=== Entries taken from a collection ===
————————

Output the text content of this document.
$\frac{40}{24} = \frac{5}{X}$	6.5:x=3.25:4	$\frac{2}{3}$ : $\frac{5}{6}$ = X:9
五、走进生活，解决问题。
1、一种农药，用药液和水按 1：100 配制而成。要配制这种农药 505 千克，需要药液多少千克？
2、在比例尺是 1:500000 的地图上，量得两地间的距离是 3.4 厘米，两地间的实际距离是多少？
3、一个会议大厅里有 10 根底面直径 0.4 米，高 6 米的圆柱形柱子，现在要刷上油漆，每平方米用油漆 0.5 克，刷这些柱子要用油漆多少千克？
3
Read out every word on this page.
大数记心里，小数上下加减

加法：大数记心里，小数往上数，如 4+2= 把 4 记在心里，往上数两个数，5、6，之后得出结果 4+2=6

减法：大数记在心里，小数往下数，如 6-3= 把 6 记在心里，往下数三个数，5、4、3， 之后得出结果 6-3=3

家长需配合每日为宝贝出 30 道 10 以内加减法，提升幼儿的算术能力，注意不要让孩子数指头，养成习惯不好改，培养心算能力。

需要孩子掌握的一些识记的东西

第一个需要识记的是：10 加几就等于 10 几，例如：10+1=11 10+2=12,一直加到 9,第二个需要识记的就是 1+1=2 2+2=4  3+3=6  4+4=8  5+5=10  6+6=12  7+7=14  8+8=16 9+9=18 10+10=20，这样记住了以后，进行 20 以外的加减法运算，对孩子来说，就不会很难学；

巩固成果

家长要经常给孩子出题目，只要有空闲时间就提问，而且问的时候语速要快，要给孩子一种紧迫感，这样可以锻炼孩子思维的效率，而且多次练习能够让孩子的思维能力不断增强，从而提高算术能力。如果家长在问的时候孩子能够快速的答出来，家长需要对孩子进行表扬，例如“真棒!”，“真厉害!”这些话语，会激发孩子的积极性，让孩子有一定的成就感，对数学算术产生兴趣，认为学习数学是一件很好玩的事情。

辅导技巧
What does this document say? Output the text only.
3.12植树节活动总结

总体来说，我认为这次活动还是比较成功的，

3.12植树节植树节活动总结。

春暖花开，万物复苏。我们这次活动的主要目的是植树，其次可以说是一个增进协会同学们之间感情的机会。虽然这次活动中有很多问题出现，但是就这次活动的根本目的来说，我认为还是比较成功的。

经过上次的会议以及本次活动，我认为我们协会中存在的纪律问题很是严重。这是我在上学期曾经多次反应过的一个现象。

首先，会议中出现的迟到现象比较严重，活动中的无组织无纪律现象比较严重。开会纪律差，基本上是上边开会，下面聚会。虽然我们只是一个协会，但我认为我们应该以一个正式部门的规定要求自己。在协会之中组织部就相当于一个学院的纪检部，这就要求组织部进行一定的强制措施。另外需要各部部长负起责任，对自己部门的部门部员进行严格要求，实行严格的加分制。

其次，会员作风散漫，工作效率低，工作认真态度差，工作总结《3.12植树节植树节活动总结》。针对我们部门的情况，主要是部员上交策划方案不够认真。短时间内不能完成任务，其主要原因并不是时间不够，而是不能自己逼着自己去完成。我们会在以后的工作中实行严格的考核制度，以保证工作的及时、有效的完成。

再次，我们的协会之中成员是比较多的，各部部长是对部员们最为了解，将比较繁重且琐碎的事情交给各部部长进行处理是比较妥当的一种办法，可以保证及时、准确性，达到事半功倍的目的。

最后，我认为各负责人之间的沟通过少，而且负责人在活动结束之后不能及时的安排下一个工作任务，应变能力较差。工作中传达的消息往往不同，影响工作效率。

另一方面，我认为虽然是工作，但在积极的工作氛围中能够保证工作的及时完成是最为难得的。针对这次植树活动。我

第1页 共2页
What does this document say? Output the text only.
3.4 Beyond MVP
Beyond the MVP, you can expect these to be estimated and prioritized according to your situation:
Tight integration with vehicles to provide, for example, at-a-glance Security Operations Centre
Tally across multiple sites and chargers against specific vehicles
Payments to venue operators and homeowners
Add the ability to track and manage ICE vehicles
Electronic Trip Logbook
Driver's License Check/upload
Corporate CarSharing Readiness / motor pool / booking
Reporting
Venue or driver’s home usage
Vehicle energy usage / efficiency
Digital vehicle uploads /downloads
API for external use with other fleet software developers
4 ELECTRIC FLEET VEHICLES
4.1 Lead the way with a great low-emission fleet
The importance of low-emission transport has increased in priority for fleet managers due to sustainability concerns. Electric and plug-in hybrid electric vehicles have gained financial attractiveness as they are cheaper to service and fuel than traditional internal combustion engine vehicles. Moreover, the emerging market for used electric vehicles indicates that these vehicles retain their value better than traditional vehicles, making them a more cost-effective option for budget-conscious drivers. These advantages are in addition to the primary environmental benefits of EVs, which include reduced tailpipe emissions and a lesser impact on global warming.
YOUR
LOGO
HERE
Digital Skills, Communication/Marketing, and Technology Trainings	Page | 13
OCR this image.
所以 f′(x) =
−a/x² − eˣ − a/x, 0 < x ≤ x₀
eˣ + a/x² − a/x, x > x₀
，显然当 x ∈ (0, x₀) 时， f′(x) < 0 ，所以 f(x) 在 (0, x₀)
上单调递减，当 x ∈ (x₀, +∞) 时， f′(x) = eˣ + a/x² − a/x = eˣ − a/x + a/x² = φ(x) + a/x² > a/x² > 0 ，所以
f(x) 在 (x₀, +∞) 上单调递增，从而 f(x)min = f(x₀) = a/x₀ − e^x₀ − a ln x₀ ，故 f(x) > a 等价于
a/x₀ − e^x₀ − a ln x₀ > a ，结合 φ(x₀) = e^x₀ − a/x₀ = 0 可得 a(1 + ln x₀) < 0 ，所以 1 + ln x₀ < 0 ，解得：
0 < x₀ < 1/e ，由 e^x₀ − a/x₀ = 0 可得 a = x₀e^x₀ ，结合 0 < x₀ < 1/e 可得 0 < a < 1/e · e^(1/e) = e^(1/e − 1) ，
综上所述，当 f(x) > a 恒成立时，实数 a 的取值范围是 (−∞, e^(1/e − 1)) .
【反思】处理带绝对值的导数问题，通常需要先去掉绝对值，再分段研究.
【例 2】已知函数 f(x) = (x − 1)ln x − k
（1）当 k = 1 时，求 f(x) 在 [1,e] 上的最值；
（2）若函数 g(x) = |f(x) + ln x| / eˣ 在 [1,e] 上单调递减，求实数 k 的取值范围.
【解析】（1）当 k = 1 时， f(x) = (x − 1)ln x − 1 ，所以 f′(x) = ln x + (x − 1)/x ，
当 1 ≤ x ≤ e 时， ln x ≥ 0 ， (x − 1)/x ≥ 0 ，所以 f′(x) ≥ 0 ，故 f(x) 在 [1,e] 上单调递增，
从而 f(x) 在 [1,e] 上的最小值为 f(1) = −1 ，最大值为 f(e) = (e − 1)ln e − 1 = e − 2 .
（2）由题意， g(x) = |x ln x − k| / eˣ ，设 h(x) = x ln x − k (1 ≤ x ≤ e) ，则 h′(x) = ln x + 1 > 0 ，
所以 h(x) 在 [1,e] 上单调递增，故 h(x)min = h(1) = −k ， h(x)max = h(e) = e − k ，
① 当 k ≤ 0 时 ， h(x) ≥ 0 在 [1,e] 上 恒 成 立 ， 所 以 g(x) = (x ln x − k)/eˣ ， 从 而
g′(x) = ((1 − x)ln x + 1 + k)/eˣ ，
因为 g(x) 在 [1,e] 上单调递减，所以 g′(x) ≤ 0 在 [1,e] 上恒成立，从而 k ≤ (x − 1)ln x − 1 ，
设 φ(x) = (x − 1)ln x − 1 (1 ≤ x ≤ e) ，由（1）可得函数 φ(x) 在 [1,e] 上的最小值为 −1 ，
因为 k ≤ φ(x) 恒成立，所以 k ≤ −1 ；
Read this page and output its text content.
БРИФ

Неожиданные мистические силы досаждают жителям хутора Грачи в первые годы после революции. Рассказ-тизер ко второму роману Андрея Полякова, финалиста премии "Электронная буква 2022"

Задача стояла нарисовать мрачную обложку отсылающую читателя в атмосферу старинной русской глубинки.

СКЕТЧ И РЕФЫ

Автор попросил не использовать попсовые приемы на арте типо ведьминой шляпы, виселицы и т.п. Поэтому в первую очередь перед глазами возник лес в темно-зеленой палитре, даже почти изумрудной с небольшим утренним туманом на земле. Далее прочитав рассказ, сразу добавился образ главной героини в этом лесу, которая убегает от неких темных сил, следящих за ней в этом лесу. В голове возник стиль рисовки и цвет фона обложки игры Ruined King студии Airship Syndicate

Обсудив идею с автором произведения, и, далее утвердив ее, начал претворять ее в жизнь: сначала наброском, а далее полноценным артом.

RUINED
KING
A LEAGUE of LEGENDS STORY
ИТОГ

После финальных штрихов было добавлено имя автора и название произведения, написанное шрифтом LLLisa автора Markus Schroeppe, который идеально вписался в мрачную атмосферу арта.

————————

=== DIRECTION ===
Show each line of the data that contains the string "上单调递减".

=== RESULT OF THIS EXERCISE ===
上单调递减，当 x ∈ (x₀, +∞) 时， f′(x) = eˣ + a/x² − a/x = eˣ − a/x + a/x² = φ(x) + a/x² > a/x² > 0 ，所以
（2）若函数 g(x) = |f(x) + ln x| / eˣ 在 [1,e] 上单调递减，求实数 k 的取值范围.
因为 g(x) 在 [1,e] 上单调递减，所以 g′(x) ≤ 0 在 [1,e] 上恒成立，从而 k ≤ (x − 1)ln x − 1 ，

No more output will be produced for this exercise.